Description of the task
Return exactly the lines of the entries that start at the line containing "Enumerate this chart's" and continue to the last line. Omit the pictures.
*** Source data
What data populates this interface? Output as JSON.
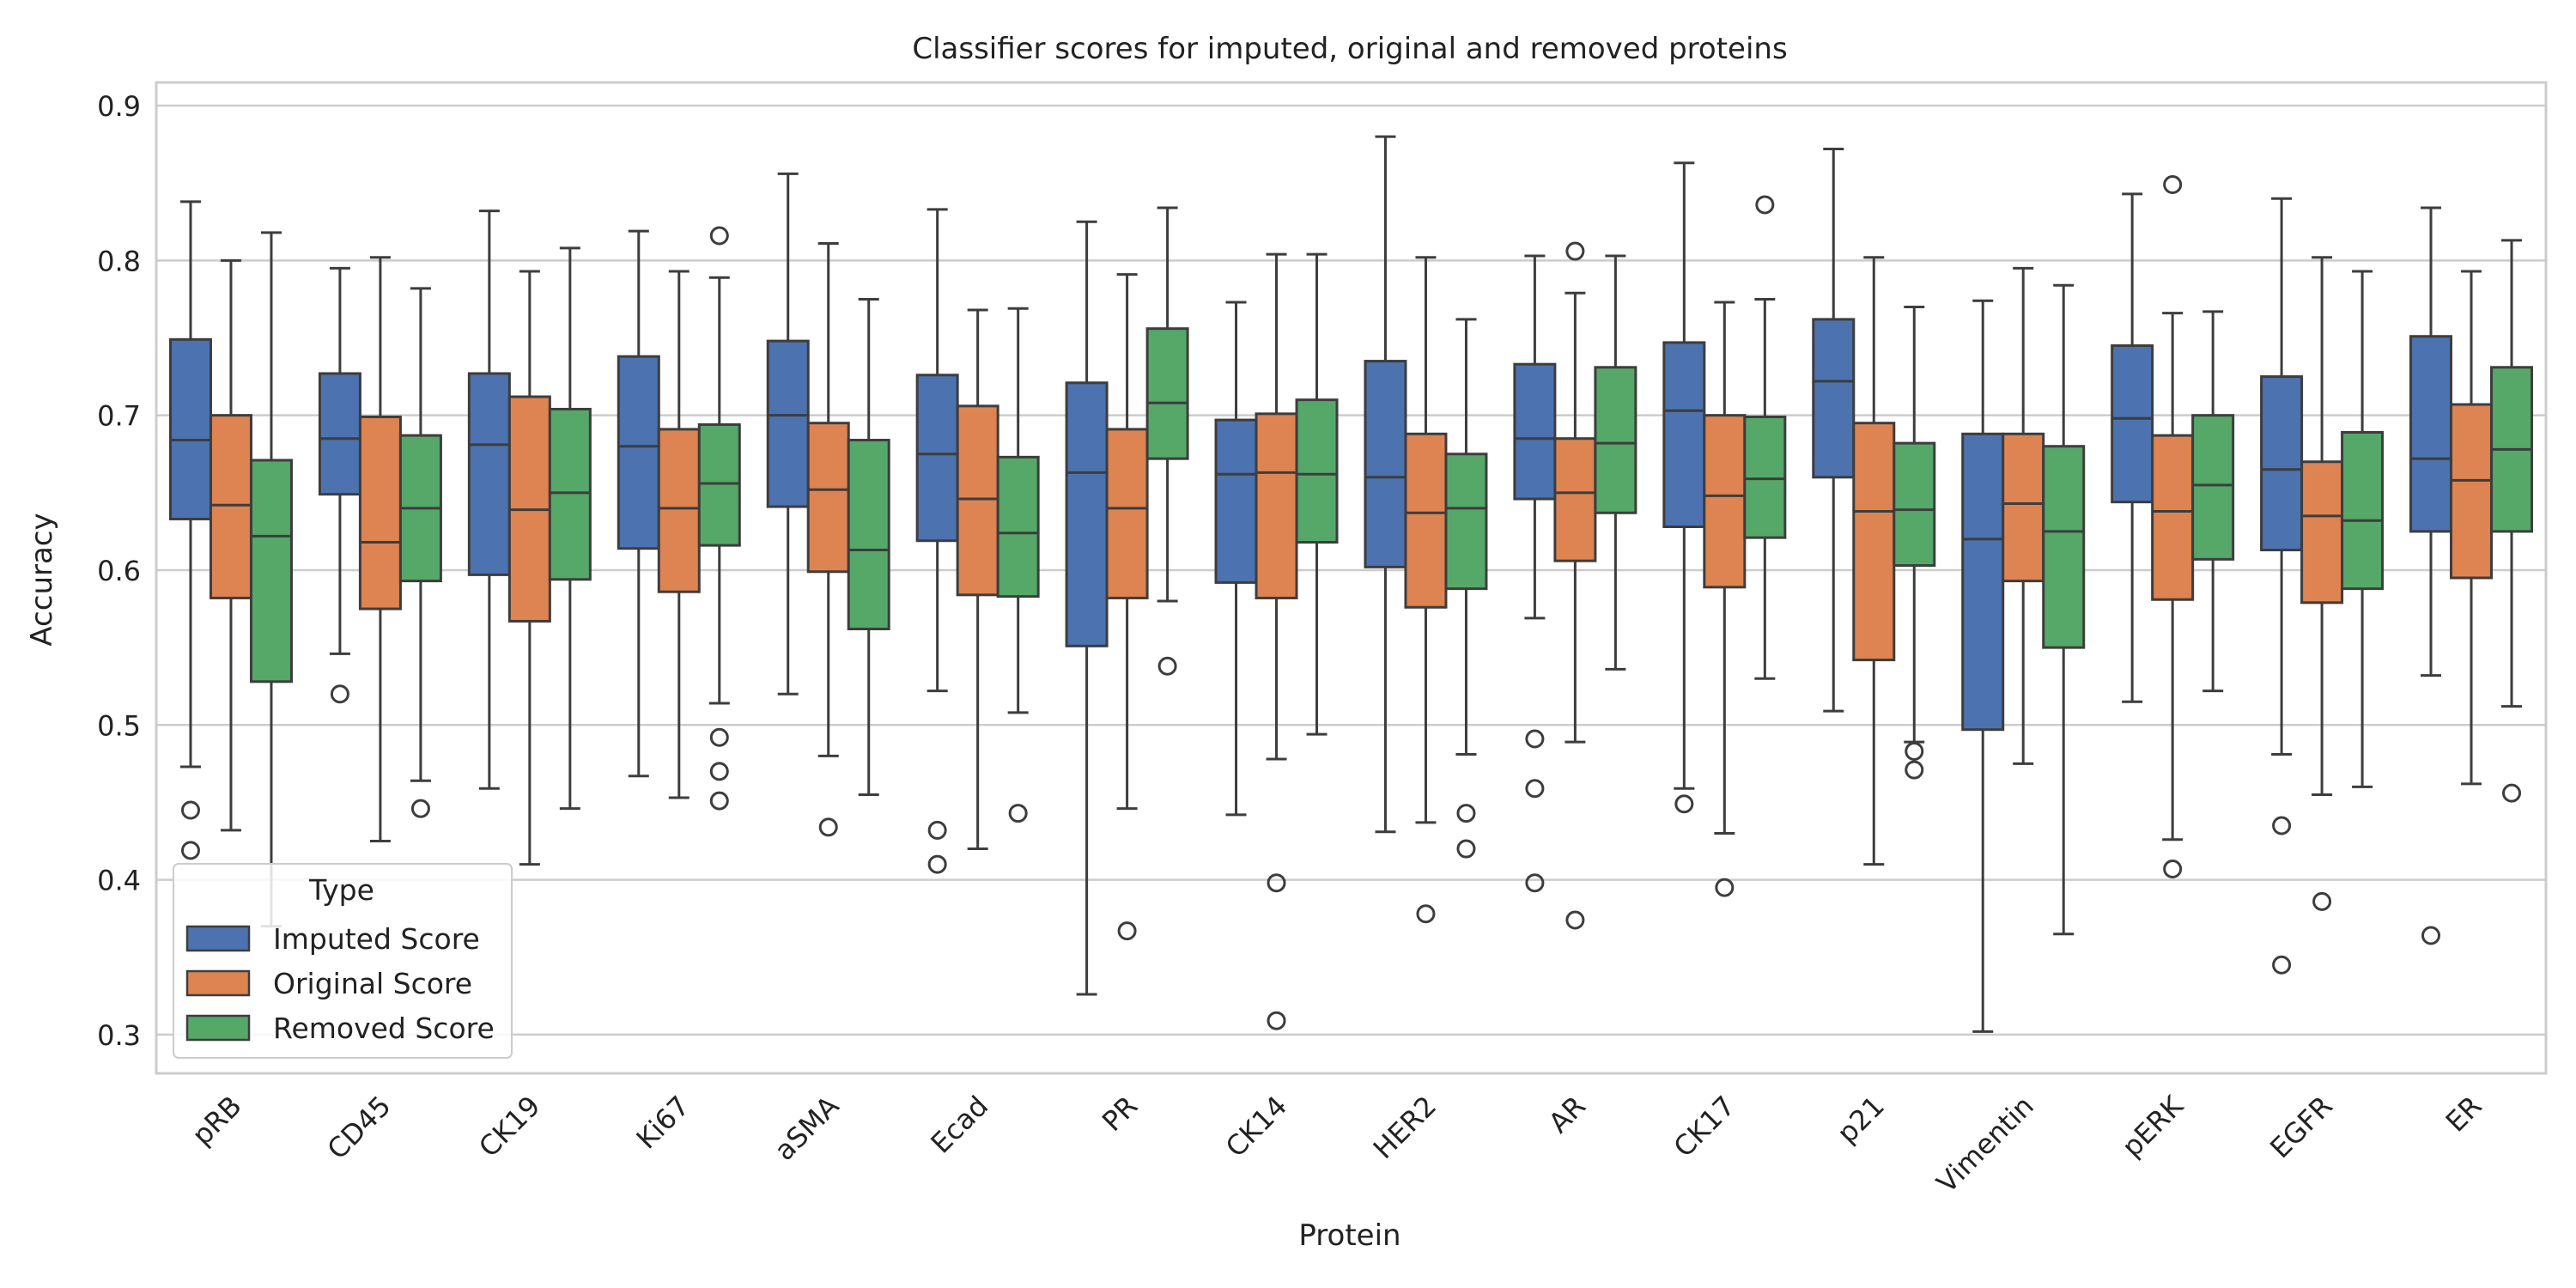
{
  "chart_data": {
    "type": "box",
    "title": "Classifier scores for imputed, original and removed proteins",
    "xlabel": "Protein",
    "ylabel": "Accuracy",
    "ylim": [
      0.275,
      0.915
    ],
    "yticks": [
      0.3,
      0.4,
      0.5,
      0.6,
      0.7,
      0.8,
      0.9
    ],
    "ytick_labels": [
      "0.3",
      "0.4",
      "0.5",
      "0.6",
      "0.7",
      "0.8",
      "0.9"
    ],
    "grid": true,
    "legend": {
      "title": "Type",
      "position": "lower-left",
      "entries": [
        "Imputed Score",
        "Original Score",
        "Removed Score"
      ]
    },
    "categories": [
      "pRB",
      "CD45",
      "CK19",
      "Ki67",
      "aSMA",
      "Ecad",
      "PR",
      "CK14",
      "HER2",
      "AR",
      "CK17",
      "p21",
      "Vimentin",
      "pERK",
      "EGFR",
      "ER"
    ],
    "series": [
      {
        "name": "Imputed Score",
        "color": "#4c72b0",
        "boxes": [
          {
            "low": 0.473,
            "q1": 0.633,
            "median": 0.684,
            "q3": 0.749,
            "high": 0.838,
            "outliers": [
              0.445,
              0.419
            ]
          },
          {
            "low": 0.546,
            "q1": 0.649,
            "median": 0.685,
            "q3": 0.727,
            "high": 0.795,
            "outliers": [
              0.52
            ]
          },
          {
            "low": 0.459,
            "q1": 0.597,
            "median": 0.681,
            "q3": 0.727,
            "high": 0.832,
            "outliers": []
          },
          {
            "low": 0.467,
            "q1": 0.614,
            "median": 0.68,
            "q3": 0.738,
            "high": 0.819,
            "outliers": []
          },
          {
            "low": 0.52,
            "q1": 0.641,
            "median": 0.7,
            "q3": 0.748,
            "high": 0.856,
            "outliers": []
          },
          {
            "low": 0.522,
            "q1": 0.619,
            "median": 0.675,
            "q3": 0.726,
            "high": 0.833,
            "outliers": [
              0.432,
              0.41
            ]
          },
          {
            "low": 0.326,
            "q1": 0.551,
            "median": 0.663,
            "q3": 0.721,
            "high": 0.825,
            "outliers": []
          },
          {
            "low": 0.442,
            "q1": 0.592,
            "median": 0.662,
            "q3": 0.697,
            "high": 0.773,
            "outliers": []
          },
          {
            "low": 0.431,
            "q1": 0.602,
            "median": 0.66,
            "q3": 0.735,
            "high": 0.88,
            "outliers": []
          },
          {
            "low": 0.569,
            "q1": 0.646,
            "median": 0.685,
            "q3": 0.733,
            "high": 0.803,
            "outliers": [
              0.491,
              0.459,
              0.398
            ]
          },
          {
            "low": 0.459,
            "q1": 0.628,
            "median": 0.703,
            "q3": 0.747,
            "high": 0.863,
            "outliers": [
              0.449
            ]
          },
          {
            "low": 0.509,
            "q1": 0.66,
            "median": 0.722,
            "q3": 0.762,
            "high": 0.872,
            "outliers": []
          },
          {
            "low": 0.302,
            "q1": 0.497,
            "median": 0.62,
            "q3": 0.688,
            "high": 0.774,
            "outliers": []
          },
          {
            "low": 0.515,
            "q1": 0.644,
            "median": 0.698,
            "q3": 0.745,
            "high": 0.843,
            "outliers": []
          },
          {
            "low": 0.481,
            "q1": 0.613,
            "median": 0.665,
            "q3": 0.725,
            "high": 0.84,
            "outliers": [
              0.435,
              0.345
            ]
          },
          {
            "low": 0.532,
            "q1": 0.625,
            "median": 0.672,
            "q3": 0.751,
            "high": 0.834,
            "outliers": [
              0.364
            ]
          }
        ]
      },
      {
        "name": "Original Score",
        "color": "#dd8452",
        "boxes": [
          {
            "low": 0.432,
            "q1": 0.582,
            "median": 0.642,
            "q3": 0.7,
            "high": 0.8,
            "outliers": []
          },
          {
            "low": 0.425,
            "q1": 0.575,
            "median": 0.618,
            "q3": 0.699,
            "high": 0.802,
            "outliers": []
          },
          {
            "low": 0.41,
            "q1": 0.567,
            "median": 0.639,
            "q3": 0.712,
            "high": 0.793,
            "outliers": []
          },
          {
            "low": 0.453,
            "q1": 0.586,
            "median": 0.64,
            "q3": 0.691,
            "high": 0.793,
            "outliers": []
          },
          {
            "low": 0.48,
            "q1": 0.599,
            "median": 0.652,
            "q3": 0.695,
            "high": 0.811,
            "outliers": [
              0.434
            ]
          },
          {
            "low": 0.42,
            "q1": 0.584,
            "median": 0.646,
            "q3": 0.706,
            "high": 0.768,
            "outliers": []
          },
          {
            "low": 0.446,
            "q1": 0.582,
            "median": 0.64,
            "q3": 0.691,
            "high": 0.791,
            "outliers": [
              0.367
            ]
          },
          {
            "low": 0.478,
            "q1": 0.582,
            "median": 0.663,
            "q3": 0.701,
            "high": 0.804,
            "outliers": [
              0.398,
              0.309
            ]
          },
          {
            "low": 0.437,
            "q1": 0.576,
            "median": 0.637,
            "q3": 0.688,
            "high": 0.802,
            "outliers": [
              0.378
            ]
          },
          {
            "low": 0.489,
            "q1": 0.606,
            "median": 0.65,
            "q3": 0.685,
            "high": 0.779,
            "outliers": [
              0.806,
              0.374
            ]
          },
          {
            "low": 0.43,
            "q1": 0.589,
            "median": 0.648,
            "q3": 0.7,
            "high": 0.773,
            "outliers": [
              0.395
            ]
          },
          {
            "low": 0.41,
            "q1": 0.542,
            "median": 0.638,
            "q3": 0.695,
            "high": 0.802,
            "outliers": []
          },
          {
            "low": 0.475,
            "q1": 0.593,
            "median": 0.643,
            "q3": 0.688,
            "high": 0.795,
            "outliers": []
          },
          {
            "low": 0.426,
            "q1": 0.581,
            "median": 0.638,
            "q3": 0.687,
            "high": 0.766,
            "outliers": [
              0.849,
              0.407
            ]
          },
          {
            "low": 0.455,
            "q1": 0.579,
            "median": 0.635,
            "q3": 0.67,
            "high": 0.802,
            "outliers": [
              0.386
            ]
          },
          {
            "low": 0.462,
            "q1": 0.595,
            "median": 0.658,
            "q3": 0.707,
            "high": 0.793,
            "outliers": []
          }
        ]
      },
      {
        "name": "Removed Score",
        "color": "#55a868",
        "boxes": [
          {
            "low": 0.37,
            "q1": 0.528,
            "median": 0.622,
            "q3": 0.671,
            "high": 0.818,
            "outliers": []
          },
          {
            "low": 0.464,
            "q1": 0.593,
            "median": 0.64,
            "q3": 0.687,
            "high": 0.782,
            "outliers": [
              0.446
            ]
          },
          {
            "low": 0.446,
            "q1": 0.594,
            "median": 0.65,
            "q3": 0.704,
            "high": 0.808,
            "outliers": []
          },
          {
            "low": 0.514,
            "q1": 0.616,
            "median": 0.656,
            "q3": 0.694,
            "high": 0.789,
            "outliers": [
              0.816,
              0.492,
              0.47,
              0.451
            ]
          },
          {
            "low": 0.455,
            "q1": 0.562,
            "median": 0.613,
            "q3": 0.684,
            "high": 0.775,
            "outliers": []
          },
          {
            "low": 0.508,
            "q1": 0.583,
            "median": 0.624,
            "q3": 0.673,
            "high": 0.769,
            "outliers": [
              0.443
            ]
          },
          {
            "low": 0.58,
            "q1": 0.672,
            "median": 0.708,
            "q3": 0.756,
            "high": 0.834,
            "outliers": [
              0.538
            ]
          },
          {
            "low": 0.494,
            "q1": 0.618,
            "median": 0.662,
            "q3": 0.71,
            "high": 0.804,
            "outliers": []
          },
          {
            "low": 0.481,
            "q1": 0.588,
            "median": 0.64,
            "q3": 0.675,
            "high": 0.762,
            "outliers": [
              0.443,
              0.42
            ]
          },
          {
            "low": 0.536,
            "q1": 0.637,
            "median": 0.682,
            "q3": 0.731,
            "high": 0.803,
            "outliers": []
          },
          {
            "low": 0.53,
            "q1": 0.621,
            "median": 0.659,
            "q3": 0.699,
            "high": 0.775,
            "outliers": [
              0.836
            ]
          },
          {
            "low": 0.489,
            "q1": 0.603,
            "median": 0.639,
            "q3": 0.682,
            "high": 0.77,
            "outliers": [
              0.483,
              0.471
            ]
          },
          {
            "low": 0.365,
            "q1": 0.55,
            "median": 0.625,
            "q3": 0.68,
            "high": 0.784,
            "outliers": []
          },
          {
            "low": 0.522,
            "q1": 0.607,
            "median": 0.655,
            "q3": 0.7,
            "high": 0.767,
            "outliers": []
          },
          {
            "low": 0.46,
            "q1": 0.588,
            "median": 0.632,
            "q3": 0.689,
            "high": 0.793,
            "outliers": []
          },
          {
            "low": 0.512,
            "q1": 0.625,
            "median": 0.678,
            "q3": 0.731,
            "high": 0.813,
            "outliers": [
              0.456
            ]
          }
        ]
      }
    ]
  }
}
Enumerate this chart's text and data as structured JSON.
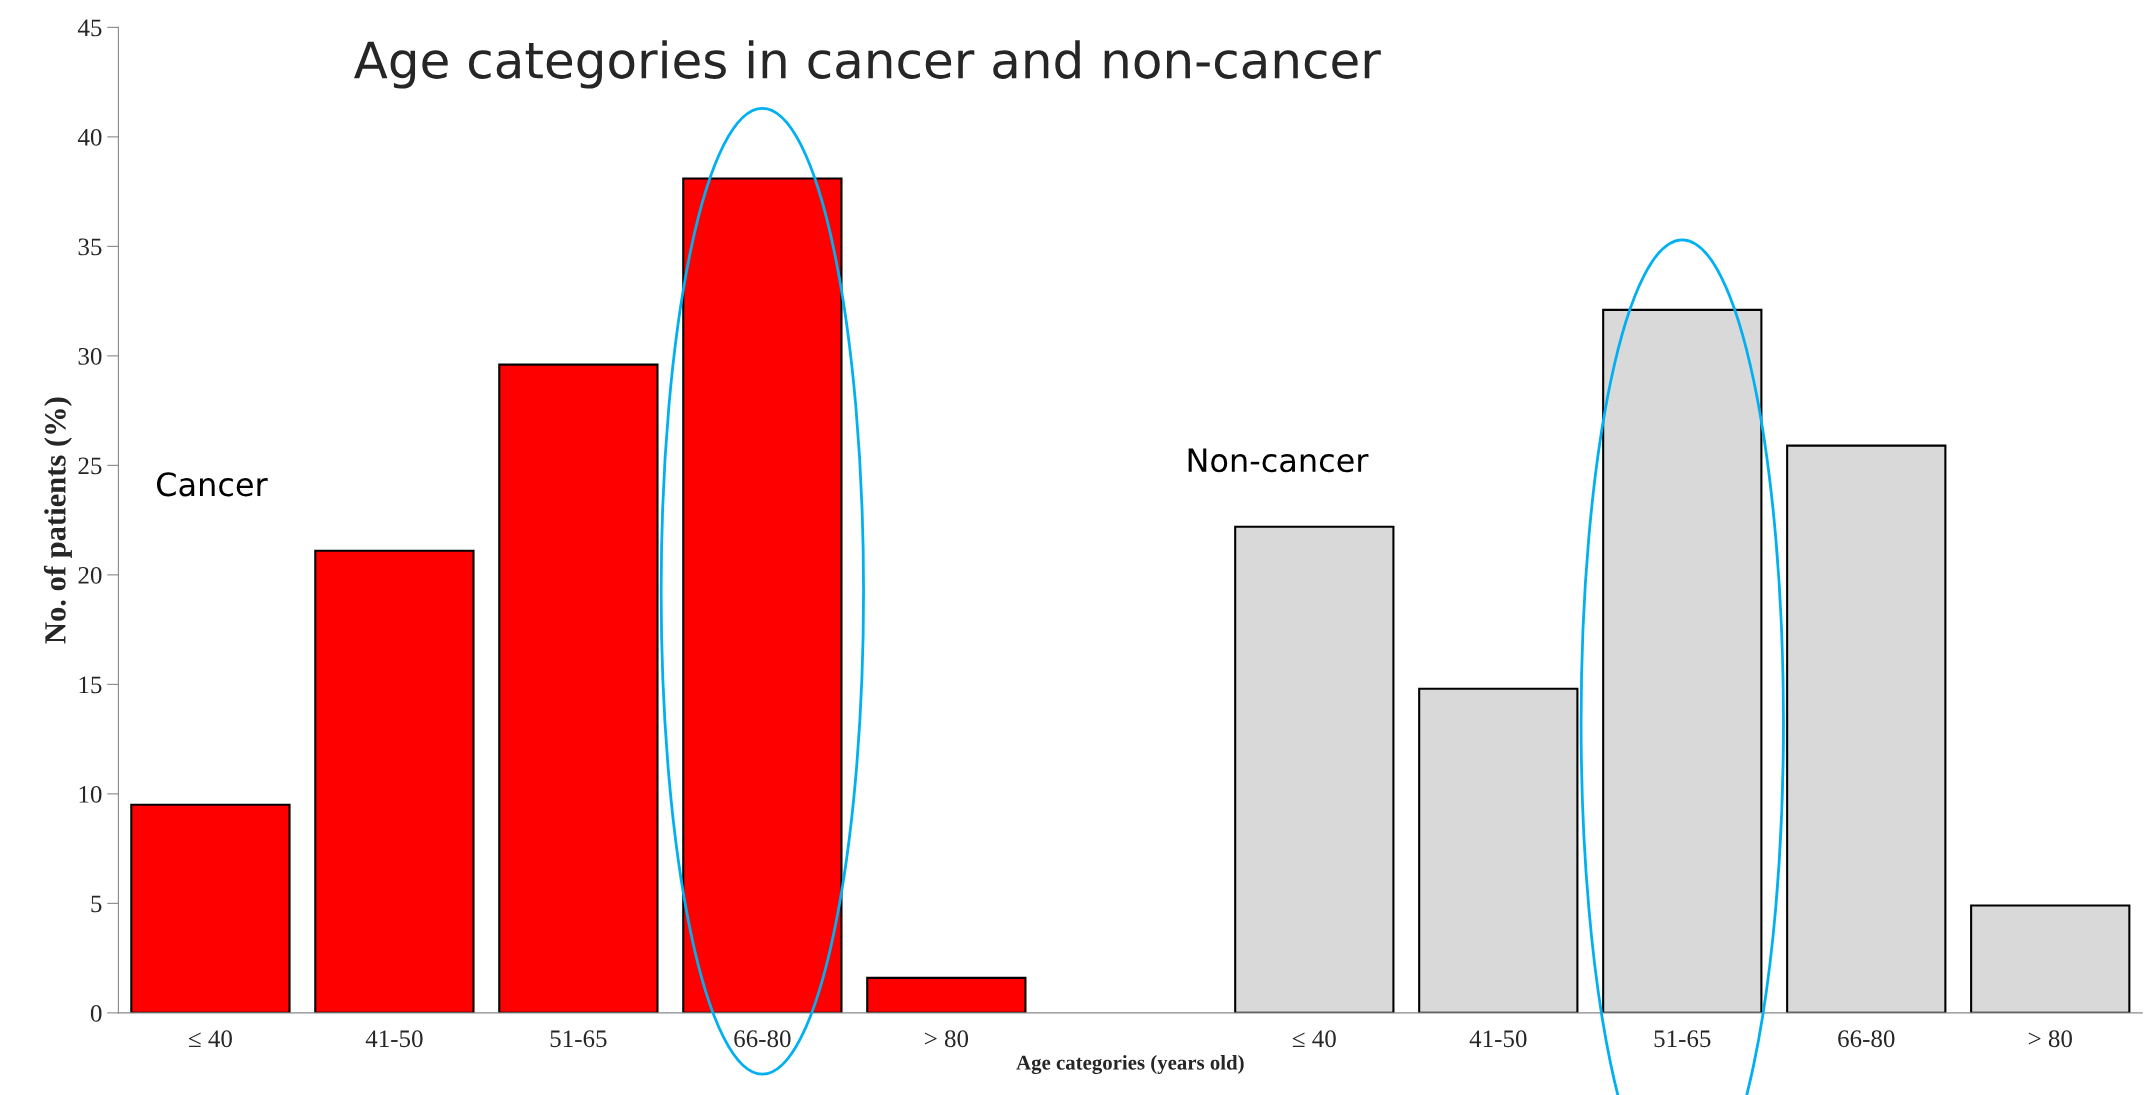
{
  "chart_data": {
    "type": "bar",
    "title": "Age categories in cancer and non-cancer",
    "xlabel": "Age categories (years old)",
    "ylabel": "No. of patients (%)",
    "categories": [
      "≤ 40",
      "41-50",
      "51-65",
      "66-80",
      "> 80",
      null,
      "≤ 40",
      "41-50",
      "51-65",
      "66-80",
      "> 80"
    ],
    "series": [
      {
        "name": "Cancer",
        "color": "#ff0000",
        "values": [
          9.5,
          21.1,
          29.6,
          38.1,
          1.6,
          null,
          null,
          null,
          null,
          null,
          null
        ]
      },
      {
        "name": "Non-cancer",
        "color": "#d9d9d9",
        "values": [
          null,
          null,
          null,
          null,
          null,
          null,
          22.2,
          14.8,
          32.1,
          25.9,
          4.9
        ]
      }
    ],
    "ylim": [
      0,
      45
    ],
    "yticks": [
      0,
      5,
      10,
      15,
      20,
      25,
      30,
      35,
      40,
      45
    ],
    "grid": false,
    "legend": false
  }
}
******
Solution to this exercise
Enumerate this chart's text and data as structured JSON.
{
  "chart_data": {
    "type": "bar",
    "title": "Age categories in cancer and non-cancer",
    "xlabel": "Age categories (years old)",
    "ylabel": "No. of patients (%)",
    "categories": [
      "≤ 40",
      "41-50",
      "51-65",
      "66-80",
      "> 80",
      null,
      "≤ 40",
      "41-50",
      "51-65",
      "66-80",
      "> 80"
    ],
    "series": [
      {
        "name": "Cancer",
        "color": "#ff0000",
        "values": [
          9.5,
          21.1,
          29.6,
          38.1,
          1.6,
          null,
          null,
          null,
          null,
          null,
          null
        ]
      },
      {
        "name": "Non-cancer",
        "color": "#d9d9d9",
        "values": [
          null,
          null,
          null,
          null,
          null,
          null,
          22.2,
          14.8,
          32.1,
          25.9,
          4.9
        ]
      }
    ],
    "ylim": [
      0,
      45
    ],
    "yticks": [
      0,
      5,
      10,
      15,
      20,
      25,
      30,
      35,
      40,
      45
    ],
    "grid": false,
    "legend": false
  }
}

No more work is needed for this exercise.